■ SOURCE EXTRACT ■
>>>
Despite being glad to leave, I'm thankful for the support and love of all of my friends in San Francisco who made my two years there bearable (and at times even rather fabulous!). I miss them all dearly. I miss dancing my gay nights away with Jackson and being invited (weeks in advance!) to home cooked meals with Ethan. I miss coming to work every day to work for Jen and going to Yum Yum House for lunch to dish about all the latest office gossip with Liz. I miss going to overpriced meals and generally being fabulous with the lovely Bonnie -- and later stumbling home from Jen's while speaking (feigning?) drunken French. Yes - for all my reservations about the city - there are many things about my time in SF that I miss, and many people that I'm thankful for knowing.
Which brings me to Ann Arbor! What a tremendous place. I knew I'd be happy here when I first met my gaggle of queers via Cookie, who brought us all together over Gays Craze. And what a fab troupe to have! We're all first years in different programs (including American Culture, Communication Studies, and History). Some of my first-year colleagues in Sociology often lament their difficulties building a social life here in Ann Arbor, but thankfully I've never been able to agree. The day before classes started I already found my base - Paul, Annah, Cookie, and 'Dre! I think we planned a road trip to Toronto within about 5 seconds of knowing each other. What gems!
<<<
■ DATA SUPPLIED ■
>>>
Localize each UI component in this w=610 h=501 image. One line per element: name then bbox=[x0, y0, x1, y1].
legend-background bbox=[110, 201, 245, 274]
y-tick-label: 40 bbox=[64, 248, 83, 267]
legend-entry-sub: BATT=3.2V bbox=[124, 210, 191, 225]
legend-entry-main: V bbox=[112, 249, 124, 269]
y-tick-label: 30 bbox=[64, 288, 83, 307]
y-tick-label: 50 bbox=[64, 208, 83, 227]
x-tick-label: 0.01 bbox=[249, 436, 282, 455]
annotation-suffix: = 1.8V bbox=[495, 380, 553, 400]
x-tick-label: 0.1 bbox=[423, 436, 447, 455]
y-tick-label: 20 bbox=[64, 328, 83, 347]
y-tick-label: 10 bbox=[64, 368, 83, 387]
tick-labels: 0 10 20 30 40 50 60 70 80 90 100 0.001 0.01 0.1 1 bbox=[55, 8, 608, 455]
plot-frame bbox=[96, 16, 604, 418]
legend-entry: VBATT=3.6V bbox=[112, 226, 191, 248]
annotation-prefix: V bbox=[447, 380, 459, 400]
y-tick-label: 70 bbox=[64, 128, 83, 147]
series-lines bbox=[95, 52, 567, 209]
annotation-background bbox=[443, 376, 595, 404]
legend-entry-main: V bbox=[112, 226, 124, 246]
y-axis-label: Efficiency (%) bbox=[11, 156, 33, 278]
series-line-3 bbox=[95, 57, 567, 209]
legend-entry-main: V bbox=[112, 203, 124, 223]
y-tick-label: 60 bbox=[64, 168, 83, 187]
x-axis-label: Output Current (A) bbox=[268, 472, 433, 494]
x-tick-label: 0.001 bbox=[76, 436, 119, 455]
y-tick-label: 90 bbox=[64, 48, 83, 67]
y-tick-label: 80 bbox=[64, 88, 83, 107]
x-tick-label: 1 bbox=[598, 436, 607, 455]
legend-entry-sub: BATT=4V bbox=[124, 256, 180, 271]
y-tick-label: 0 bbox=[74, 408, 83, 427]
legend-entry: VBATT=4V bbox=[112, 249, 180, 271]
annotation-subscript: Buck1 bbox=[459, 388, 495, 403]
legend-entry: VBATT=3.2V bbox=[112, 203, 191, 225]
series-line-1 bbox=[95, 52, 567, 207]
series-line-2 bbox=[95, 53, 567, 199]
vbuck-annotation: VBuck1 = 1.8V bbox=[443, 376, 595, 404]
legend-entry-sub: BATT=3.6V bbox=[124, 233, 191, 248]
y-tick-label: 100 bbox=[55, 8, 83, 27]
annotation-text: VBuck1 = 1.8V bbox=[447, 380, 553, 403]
<<<
For each statement below, say yes or no to whether it agrees with the text about moving from San Francisco to Ann Arbor, and quote the words of the text that decide it. (a) The writer spent two years in San Francisco. (b) The writer agrees with Sociology colleagues that building a social life in Ann Arbor is hard. (c) The writer used to go to Yum Yum House for lunch with Liz.

(a) Yes: "who made my two years there bearable"
(b) No: "thankfully I've never been able to agree"
(c) Yes: "going to Yum Yum House for lunch to dish about all the latest office gossip with Liz"